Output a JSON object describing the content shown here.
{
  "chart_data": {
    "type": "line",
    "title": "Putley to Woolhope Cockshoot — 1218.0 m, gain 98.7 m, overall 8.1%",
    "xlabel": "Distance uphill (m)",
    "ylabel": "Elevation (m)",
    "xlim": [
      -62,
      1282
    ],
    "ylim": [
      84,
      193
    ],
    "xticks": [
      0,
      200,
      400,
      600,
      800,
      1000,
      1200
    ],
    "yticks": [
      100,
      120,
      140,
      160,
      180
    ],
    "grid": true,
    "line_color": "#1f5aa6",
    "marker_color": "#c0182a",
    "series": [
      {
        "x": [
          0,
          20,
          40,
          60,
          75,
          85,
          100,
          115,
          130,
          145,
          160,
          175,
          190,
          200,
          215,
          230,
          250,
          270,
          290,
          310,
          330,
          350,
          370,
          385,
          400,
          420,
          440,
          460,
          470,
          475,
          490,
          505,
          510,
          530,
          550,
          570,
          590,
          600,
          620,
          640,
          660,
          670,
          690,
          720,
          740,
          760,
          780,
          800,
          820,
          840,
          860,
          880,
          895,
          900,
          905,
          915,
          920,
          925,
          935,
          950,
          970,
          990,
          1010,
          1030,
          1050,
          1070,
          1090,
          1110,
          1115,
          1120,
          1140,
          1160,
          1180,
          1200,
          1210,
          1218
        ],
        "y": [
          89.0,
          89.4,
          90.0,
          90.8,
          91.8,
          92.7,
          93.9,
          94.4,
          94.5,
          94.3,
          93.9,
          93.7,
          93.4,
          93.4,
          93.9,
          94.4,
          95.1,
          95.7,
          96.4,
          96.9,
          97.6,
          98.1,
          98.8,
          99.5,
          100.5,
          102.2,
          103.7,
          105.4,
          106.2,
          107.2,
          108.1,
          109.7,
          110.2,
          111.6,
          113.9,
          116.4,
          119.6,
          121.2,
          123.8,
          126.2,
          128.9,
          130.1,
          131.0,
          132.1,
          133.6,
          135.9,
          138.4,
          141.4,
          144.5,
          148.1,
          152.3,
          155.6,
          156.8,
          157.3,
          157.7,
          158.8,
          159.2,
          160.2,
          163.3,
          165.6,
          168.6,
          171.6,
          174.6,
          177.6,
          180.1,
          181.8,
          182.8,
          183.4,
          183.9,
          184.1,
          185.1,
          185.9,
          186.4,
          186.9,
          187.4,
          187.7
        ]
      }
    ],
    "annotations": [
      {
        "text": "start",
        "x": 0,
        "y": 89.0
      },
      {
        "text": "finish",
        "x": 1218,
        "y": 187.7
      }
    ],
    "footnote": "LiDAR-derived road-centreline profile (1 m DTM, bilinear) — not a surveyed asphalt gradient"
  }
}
* * *
Goal of the exercise =>
What is needed here is an exact reproduction of all the entries.

Exercise output =>
Output a JSON object describing the content shown here.
{
  "chart_data": {
    "type": "line",
    "title": "Putley to Woolhope Cockshoot — 1218.0 m, gain 98.7 m, overall 8.1%",
    "xlabel": "Distance uphill (m)",
    "ylabel": "Elevation (m)",
    "xlim": [
      -62,
      1282
    ],
    "ylim": [
      84,
      193
    ],
    "xticks": [
      0,
      200,
      400,
      600,
      800,
      1000,
      1200
    ],
    "yticks": [
      100,
      120,
      140,
      160,
      180
    ],
    "grid": true,
    "line_color": "#1f5aa6",
    "marker_color": "#c0182a",
    "series": [
      {
        "x": [
          0,
          20,
          40,
          60,
          75,
          85,
          100,
          115,
          130,
          145,
          160,
          175,
          190,
          200,
          215,
          230,
          250,
          270,
          290,
          310,
          330,
          350,
          370,
          385,
          400,
          420,
          440,
          460,
          470,
          475,
          490,
          505,
          510,
          530,
          550,
          570,
          590,
          600,
          620,
          640,
          660,
          670,
          690,
          720,
          740,
          760,
          780,
          800,
          820,
          840,
          860,
          880,
          895,
          900,
          905,
          915,
          920,
          925,
          935,
          950,
          970,
          990,
          1010,
          1030,
          1050,
          1070,
          1090,
          1110,
          1115,
          1120,
          1140,
          1160,
          1180,
          1200,
          1210,
          1218
        ],
        "y": [
          89.0,
          89.4,
          90.0,
          90.8,
          91.8,
          92.7,
          93.9,
          94.4,
          94.5,
          94.3,
          93.9,
          93.7,
          93.4,
          93.4,
          93.9,
          94.4,
          95.1,
          95.7,
          96.4,
          96.9,
          97.6,
          98.1,
          98.8,
          99.5,
          100.5,
          102.2,
          103.7,
          105.4,
          106.2,
          107.2,
          108.1,
          109.7,
          110.2,
          111.6,
          113.9,
          116.4,
          119.6,
          121.2,
          123.8,
          126.2,
          128.9,
          130.1,
          131.0,
          132.1,
          133.6,
          135.9,
          138.4,
          141.4,
          144.5,
          148.1,
          152.3,
          155.6,
          156.8,
          157.3,
          157.7,
          158.8,
          159.2,
          160.2,
          163.3,
          165.6,
          168.6,
          171.6,
          174.6,
          177.6,
          180.1,
          181.8,
          182.8,
          183.4,
          183.9,
          184.1,
          185.1,
          185.9,
          186.4,
          186.9,
          187.4,
          187.7
        ]
      }
    ],
    "annotations": [
      {
        "text": "start",
        "x": 0,
        "y": 89.0
      },
      {
        "text": "finish",
        "x": 1218,
        "y": 187.7
      }
    ],
    "footnote": "LiDAR-derived road-centreline profile (1 m DTM, bilinear) — not a surveyed asphalt gradient"
  }
}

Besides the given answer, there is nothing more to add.